* _Material for the task_:
————————
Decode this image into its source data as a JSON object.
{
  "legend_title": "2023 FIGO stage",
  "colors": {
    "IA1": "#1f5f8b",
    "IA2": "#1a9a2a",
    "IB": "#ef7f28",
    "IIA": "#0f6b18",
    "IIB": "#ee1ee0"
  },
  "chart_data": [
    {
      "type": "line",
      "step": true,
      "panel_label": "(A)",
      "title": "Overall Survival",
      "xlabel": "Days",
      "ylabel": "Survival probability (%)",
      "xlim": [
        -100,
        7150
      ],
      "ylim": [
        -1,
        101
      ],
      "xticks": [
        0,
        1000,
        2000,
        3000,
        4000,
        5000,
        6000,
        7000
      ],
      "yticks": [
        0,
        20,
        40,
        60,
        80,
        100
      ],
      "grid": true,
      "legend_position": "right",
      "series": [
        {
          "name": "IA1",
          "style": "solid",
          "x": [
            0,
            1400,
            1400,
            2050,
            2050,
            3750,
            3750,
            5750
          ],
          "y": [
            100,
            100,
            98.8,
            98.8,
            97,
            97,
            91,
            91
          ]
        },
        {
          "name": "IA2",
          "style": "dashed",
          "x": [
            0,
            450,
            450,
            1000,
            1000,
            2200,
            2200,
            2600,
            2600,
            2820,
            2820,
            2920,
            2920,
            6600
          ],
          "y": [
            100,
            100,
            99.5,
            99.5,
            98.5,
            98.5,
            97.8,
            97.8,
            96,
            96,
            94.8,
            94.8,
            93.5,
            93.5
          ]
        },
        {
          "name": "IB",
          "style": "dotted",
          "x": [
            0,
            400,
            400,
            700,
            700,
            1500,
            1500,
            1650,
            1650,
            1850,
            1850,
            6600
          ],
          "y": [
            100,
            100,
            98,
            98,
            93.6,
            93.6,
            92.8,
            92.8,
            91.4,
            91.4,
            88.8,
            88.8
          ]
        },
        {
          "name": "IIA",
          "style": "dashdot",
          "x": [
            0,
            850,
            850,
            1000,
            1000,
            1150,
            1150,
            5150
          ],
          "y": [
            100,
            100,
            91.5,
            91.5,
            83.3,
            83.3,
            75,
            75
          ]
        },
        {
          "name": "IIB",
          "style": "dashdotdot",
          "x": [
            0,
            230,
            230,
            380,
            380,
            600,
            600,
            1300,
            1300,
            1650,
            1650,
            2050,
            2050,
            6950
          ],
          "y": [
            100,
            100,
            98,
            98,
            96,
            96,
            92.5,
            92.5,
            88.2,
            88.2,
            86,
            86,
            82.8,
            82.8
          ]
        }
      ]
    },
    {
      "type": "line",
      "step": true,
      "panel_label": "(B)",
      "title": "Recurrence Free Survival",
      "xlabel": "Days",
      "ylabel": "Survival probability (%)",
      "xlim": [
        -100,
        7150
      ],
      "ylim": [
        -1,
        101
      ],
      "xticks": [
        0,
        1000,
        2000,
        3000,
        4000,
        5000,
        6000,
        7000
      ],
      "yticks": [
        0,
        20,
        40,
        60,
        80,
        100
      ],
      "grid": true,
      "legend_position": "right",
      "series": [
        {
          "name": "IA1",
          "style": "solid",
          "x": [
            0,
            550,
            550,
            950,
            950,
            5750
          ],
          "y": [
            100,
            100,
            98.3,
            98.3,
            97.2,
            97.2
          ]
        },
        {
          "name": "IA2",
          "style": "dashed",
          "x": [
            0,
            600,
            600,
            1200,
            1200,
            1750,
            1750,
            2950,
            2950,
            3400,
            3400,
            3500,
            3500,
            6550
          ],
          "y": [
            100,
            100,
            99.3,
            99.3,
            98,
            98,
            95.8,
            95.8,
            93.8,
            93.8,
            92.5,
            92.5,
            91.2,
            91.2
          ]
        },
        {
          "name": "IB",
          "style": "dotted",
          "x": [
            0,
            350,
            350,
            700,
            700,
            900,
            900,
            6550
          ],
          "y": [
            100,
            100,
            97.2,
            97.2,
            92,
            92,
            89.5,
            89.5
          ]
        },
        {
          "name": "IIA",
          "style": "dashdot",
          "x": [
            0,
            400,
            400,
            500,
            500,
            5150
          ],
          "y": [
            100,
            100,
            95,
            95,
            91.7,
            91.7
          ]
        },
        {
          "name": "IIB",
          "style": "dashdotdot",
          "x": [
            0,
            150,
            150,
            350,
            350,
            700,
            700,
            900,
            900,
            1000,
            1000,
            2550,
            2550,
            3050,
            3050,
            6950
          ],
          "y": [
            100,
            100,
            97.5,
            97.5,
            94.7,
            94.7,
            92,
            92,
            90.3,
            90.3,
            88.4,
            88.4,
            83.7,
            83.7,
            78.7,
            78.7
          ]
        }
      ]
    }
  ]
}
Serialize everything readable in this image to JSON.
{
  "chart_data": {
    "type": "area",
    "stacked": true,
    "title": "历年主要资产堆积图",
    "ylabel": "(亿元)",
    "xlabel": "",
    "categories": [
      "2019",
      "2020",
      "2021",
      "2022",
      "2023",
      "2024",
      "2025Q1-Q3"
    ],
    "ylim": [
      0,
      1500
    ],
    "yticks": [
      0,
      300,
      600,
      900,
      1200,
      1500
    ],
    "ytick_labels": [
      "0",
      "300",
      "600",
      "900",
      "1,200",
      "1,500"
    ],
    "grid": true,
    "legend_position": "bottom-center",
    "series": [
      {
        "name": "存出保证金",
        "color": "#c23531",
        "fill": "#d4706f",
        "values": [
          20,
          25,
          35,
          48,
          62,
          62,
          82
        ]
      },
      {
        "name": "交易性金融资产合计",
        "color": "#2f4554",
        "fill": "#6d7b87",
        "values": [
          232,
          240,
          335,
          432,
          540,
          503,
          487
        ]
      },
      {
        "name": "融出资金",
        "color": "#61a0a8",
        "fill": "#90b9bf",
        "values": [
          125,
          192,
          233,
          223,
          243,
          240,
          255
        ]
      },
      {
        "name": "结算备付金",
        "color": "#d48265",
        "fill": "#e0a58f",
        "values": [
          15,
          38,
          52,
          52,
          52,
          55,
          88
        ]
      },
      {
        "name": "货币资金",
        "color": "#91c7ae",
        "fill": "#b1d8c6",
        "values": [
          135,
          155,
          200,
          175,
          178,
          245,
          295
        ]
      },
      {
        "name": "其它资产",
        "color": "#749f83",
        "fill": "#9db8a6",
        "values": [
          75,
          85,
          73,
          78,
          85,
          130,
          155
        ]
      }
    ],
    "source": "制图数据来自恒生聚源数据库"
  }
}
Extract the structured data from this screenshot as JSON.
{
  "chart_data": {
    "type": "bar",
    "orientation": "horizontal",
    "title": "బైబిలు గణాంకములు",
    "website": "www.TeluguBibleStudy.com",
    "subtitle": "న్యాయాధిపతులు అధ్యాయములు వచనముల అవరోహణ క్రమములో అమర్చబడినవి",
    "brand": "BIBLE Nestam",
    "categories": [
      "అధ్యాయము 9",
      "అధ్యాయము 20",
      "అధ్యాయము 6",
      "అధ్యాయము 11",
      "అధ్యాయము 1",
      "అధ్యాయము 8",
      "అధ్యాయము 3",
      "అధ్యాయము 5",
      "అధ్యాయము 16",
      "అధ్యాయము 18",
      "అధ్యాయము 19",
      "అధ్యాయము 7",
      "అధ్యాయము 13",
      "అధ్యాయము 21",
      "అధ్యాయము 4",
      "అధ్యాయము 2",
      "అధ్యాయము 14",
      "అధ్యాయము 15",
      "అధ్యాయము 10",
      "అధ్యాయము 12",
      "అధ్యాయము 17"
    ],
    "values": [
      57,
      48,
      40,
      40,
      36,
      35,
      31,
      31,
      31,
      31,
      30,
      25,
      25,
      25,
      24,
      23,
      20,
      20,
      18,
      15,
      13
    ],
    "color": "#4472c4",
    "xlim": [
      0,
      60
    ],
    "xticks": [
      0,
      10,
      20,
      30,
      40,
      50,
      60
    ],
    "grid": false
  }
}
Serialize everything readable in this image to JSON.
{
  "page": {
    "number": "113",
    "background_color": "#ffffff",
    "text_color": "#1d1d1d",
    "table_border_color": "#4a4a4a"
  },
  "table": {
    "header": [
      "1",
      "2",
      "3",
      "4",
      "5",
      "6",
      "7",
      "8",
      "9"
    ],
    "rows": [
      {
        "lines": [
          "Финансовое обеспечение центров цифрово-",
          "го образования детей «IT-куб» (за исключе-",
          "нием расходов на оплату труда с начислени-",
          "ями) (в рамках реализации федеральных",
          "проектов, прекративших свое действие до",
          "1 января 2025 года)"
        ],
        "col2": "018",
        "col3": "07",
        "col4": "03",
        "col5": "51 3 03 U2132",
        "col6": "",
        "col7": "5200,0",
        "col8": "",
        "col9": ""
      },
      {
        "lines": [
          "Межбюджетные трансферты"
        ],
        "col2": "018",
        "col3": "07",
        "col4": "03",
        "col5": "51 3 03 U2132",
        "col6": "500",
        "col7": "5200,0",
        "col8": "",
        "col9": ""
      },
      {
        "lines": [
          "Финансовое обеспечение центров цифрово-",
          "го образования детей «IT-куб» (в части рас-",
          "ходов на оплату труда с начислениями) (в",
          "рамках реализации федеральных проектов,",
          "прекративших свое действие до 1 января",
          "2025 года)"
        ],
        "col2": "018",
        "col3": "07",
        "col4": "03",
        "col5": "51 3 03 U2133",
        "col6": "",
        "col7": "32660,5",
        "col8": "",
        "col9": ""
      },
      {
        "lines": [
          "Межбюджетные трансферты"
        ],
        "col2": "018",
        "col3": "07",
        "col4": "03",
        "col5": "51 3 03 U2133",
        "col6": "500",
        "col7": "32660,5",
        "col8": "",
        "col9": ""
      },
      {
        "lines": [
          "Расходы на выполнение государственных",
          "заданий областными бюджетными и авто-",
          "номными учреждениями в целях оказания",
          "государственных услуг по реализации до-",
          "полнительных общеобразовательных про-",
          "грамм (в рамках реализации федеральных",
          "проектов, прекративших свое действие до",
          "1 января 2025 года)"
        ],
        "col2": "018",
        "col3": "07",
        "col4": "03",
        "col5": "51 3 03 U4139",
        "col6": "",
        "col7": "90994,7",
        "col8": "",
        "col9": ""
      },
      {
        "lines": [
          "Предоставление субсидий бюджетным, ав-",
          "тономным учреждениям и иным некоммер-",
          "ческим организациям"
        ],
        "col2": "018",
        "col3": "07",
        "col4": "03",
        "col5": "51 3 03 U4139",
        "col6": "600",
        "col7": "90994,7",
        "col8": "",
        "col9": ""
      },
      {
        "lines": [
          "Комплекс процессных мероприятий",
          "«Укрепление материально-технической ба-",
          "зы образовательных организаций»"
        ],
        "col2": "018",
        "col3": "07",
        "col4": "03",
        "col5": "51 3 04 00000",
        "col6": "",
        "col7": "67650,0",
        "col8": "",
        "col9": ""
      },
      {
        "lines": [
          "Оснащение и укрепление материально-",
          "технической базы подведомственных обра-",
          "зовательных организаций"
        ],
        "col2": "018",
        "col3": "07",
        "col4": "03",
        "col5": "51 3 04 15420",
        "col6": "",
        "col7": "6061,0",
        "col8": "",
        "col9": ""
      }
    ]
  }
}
————————
* _Task to complete_:
Copy every line above in which the string "рамках" shows up.

* _Task response_:
          "ями) (в рамках реализации федеральных",
          "рамках реализации федеральных проектов,",
          "грамм (в рамках реализации федеральных",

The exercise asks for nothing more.